Repeat every record exactly, but keep images out of the copy.
* Begin RAW RECORDS *
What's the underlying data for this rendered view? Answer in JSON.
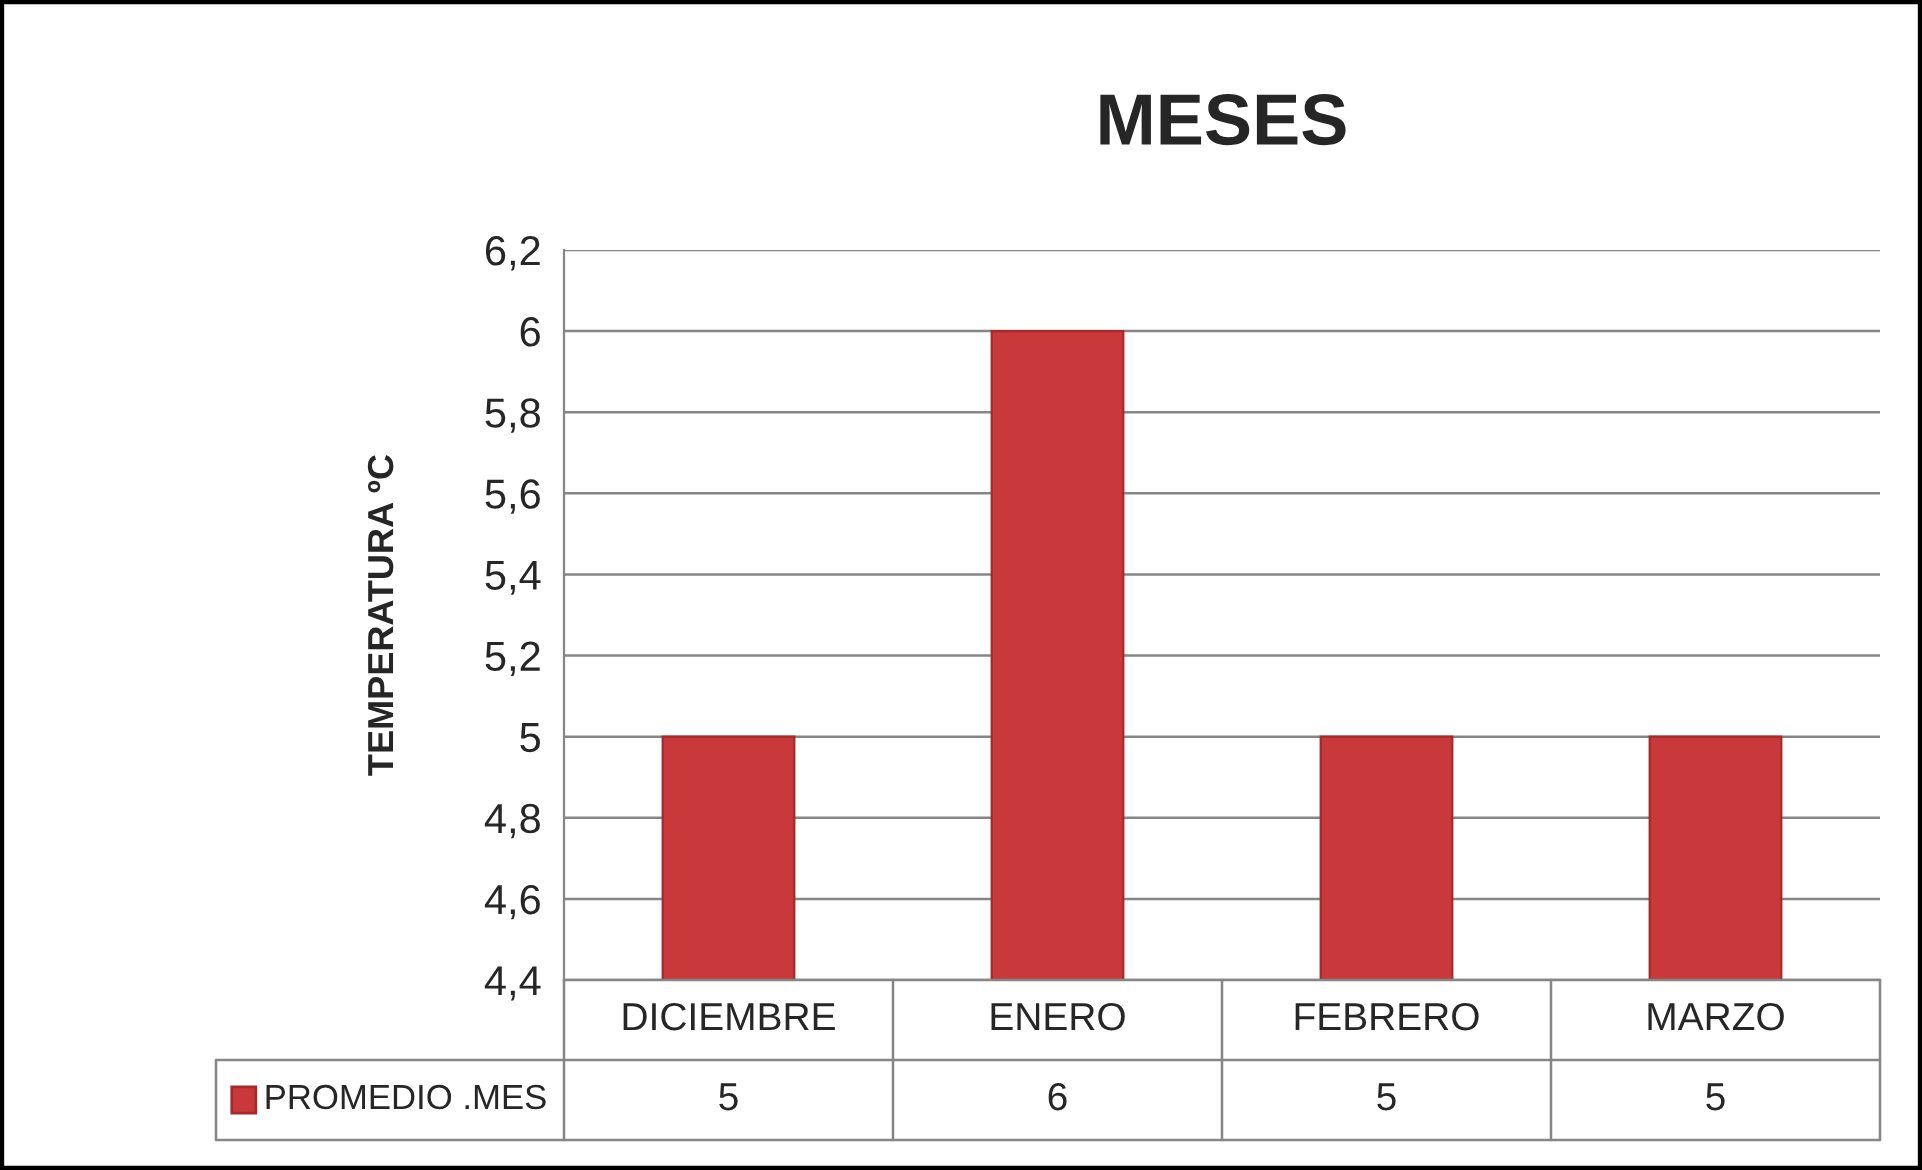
{
  "chart_data": {
    "type": "bar",
    "title": "MESES",
    "ylabel": "TEMPERATURA ºC",
    "categories": [
      "DICIEMBRE",
      "ENERO",
      "FEBRERO",
      "MARZO"
    ],
    "series": [
      {
        "name": "PROMEDIO .MES",
        "color": "#c9383a",
        "values": [
          5,
          6,
          5,
          5
        ]
      }
    ],
    "ylim": [
      4.4,
      6.2
    ],
    "yticks": [
      {
        "value": 4.4,
        "label": "4,4"
      },
      {
        "value": 4.6,
        "label": "4,6"
      },
      {
        "value": 4.8,
        "label": "4,8"
      },
      5,
      {
        "value": 5.2,
        "label": "5,2"
      },
      {
        "value": 5.4,
        "label": "5,4"
      },
      {
        "value": 5.6,
        "label": "5,6"
      },
      {
        "value": 5.8,
        "label": "5,8"
      },
      6,
      {
        "value": 6.2,
        "label": "6,2"
      }
    ],
    "grid": "y",
    "legend": "bottom left",
    "data_labels": true
  }
}
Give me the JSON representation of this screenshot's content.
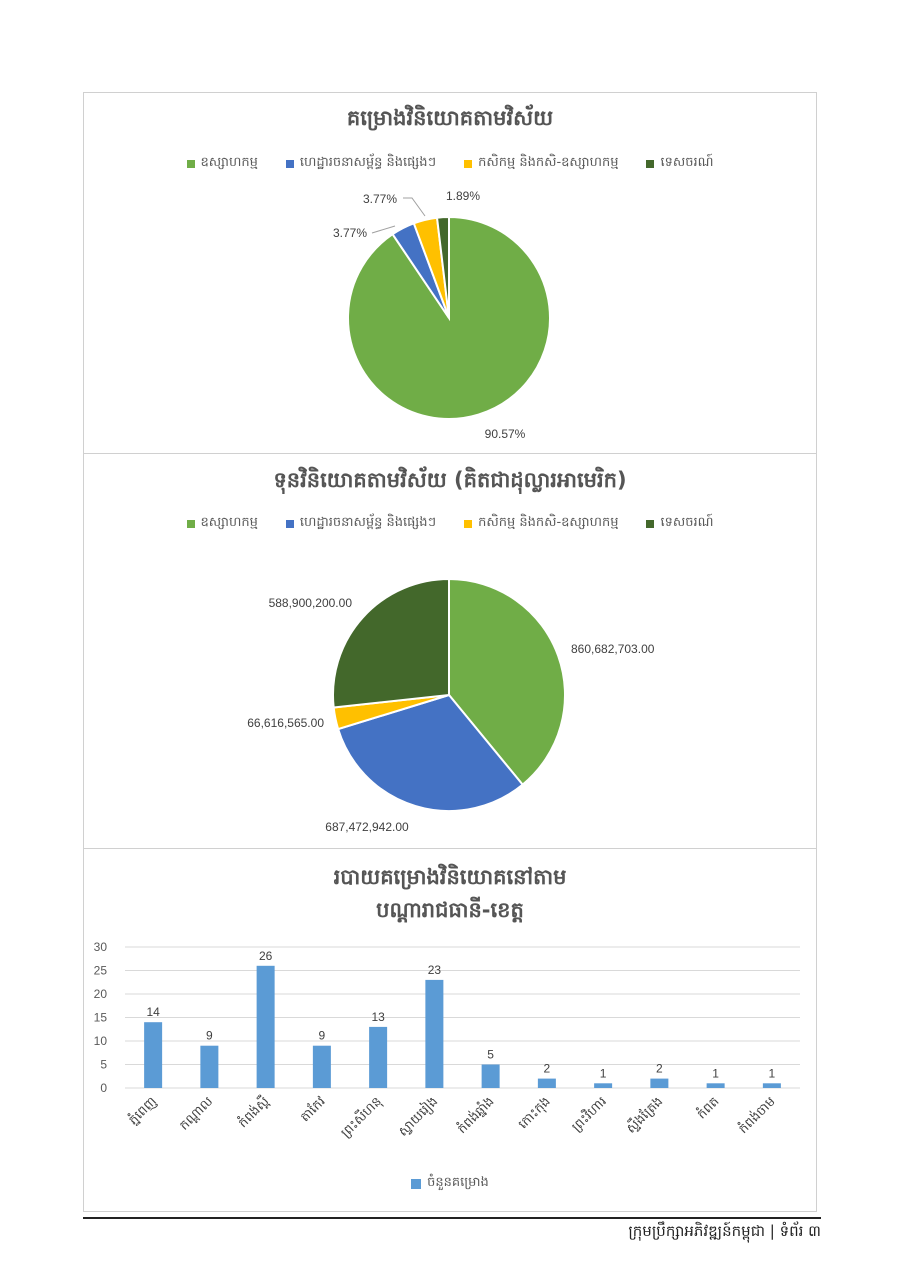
{
  "colors": {
    "industry": "#70ad47",
    "infrastructure": "#4472c4",
    "agriculture": "#ffc000",
    "tourism": "#43682b",
    "bar": "#5b9bd5"
  },
  "legend_sectors": [
    "ឧស្សាហកម្ម",
    "ហេដ្ឋារចនាសម្ព័ន្ធ និងផ្សេងៗ",
    "កសិកម្ម និងកសិ-ឧស្សាហកម្ម",
    "ទេសចរណ៍"
  ],
  "chart_data": [
    {
      "type": "pie",
      "title": "គម្រោងវិនិយោគតាមវិស័យ",
      "legend_placement": "top",
      "categories": [
        "ឧស្សាហកម្ម",
        "ហេដ្ឋារចនាសម្ព័ន្ធ និងផ្សេងៗ",
        "កសិកម្ម និងកសិ-ឧស្សាហកម្ម",
        "ទេសចរណ៍"
      ],
      "values": [
        90.57,
        3.77,
        3.77,
        1.89
      ],
      "labels": [
        "90.57%",
        "3.77%",
        "3.77%",
        "1.89%"
      ]
    },
    {
      "type": "pie",
      "title": "ទុនវិនិយោគតាមវិស័យ (គិតជាដុល្លារអាមេរិក)",
      "legend_placement": "top",
      "categories": [
        "ឧស្សាហកម្ម",
        "ហេដ្ឋារចនាសម្ព័ន្ធ និងផ្សេងៗ",
        "កសិកម្ម និងកសិ-ឧស្សាហកម្ម",
        "ទេសចរណ៍"
      ],
      "values": [
        860682703.0,
        687472942.0,
        66616565.0,
        588900200.0
      ],
      "labels": [
        "860,682,703.00",
        "687,472,942.00",
        "66,616,565.00",
        "588,900,200.00"
      ]
    },
    {
      "type": "bar",
      "title": [
        "របាយគម្រោងវិនិយោគនៅតាម",
        "បណ្តារាជធានី-ខេត្ត"
      ],
      "categories": [
        "ភ្នំពេញ",
        "កណ្តាល",
        "កំពង់ស្ពឺ",
        "តាកែវ",
        "ព្រះសីហនុ",
        "ស្វាយរៀង",
        "កំពង់ឆ្នាំង",
        "កោះកុង",
        "ព្រះវិហារ",
        "ស្ទឹងត្រែង",
        "កំពត",
        "កំពង់ចាម"
      ],
      "series": [
        {
          "name": "ចំនួនគម្រោង",
          "values": [
            14,
            9,
            26,
            9,
            13,
            23,
            5,
            2,
            1,
            2,
            1,
            1
          ]
        }
      ],
      "ylim": [
        0,
        30
      ],
      "yticks": [
        "0",
        "5",
        "10",
        "15",
        "20",
        "25",
        "30"
      ],
      "grid": true,
      "legend_placement": "bottom"
    }
  ],
  "footer": {
    "org": "ក្រុមប្រឹក្សាអភិវឌ្ឍន៍កម្ពុជា",
    "sep": "|",
    "page": "ទំព័រ ៣"
  }
}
* End RAW RECORDS *
→ **SOLUTION FOR THIS EXERCISE**
What's the underlying data for this rendered view? Answer in JSON.
{
  "chart_data": {
    "type": "bar",
    "title": "MESES",
    "ylabel": "TEMPERATURA ºC",
    "categories": [
      "DICIEMBRE",
      "ENERO",
      "FEBRERO",
      "MARZO"
    ],
    "series": [
      {
        "name": "PROMEDIO .MES",
        "color": "#c9383a",
        "values": [
          5,
          6,
          5,
          5
        ]
      }
    ],
    "ylim": [
      4.4,
      6.2
    ],
    "yticks": [
      {
        "value": 4.4,
        "label": "4,4"
      },
      {
        "value": 4.6,
        "label": "4,6"
      },
      {
        "value": 4.8,
        "label": "4,8"
      },
      5,
      {
        "value": 5.2,
        "label": "5,2"
      },
      {
        "value": 5.4,
        "label": "5,4"
      },
      {
        "value": 5.6,
        "label": "5,6"
      },
      {
        "value": 5.8,
        "label": "5,8"
      },
      6,
      {
        "value": 6.2,
        "label": "6,2"
      }
    ],
    "grid": "y",
    "legend": "bottom left",
    "data_labels": true
  }
}
Give me the JSON representation of this screenshot's content.
{
  "colors": {
    "industry": "#70ad47",
    "infrastructure": "#4472c4",
    "agriculture": "#ffc000",
    "tourism": "#43682b",
    "bar": "#5b9bd5"
  },
  "legend_sectors": [
    "ឧស្សាហកម្ម",
    "ហេដ្ឋារចនាសម្ព័ន្ធ និងផ្សេងៗ",
    "កសិកម្ម និងកសិ-ឧស្សាហកម្ម",
    "ទេសចរណ៍"
  ],
  "chart_data": [
    {
      "type": "pie",
      "title": "គម្រោងវិនិយោគតាមវិស័យ",
      "legend_placement": "top",
      "categories": [
        "ឧស្សាហកម្ម",
        "ហេដ្ឋារចនាសម្ព័ន្ធ និងផ្សេងៗ",
        "កសិកម្ម និងកសិ-ឧស្សាហកម្ម",
        "ទេសចរណ៍"
      ],
      "values": [
        90.57,
        3.77,
        3.77,
        1.89
      ],
      "labels": [
        "90.57%",
        "3.77%",
        "3.77%",
        "1.89%"
      ]
    },
    {
      "type": "pie",
      "title": "ទុនវិនិយោគតាមវិស័យ (គិតជាដុល្លារអាមេរិក)",
      "legend_placement": "top",
      "categories": [
        "ឧស្សាហកម្ម",
        "ហេដ្ឋារចនាសម្ព័ន្ធ និងផ្សេងៗ",
        "កសិកម្ម និងកសិ-ឧស្សាហកម្ម",
        "ទេសចរណ៍"
      ],
      "values": [
        860682703.0,
        687472942.0,
        66616565.0,
        588900200.0
      ],
      "labels": [
        "860,682,703.00",
        "687,472,942.00",
        "66,616,565.00",
        "588,900,200.00"
      ]
    },
    {
      "type": "bar",
      "title": [
        "របាយគម្រោងវិនិយោគនៅតាម",
        "បណ្តារាជធានី-ខេត្ត"
      ],
      "categories": [
        "ភ្នំពេញ",
        "កណ្តាល",
        "កំពង់ស្ពឺ",
        "តាកែវ",
        "ព្រះសីហនុ",
        "ស្វាយរៀង",
        "កំពង់ឆ្នាំង",
        "កោះកុង",
        "ព្រះវិហារ",
        "ស្ទឹងត្រែង",
        "កំពត",
        "កំពង់ចាម"
      ],
      "series": [
        {
          "name": "ចំនួនគម្រោង",
          "values": [
            14,
            9,
            26,
            9,
            13,
            23,
            5,
            2,
            1,
            2,
            1,
            1
          ]
        }
      ],
      "ylim": [
        0,
        30
      ],
      "yticks": [
        "0",
        "5",
        "10",
        "15",
        "20",
        "25",
        "30"
      ],
      "grid": true,
      "legend_placement": "bottom"
    }
  ],
  "footer": {
    "org": "ក្រុមប្រឹក្សាអភិវឌ្ឍន៍កម្ពុជា",
    "sep": "|",
    "page": "ទំព័រ ៣"
  }
}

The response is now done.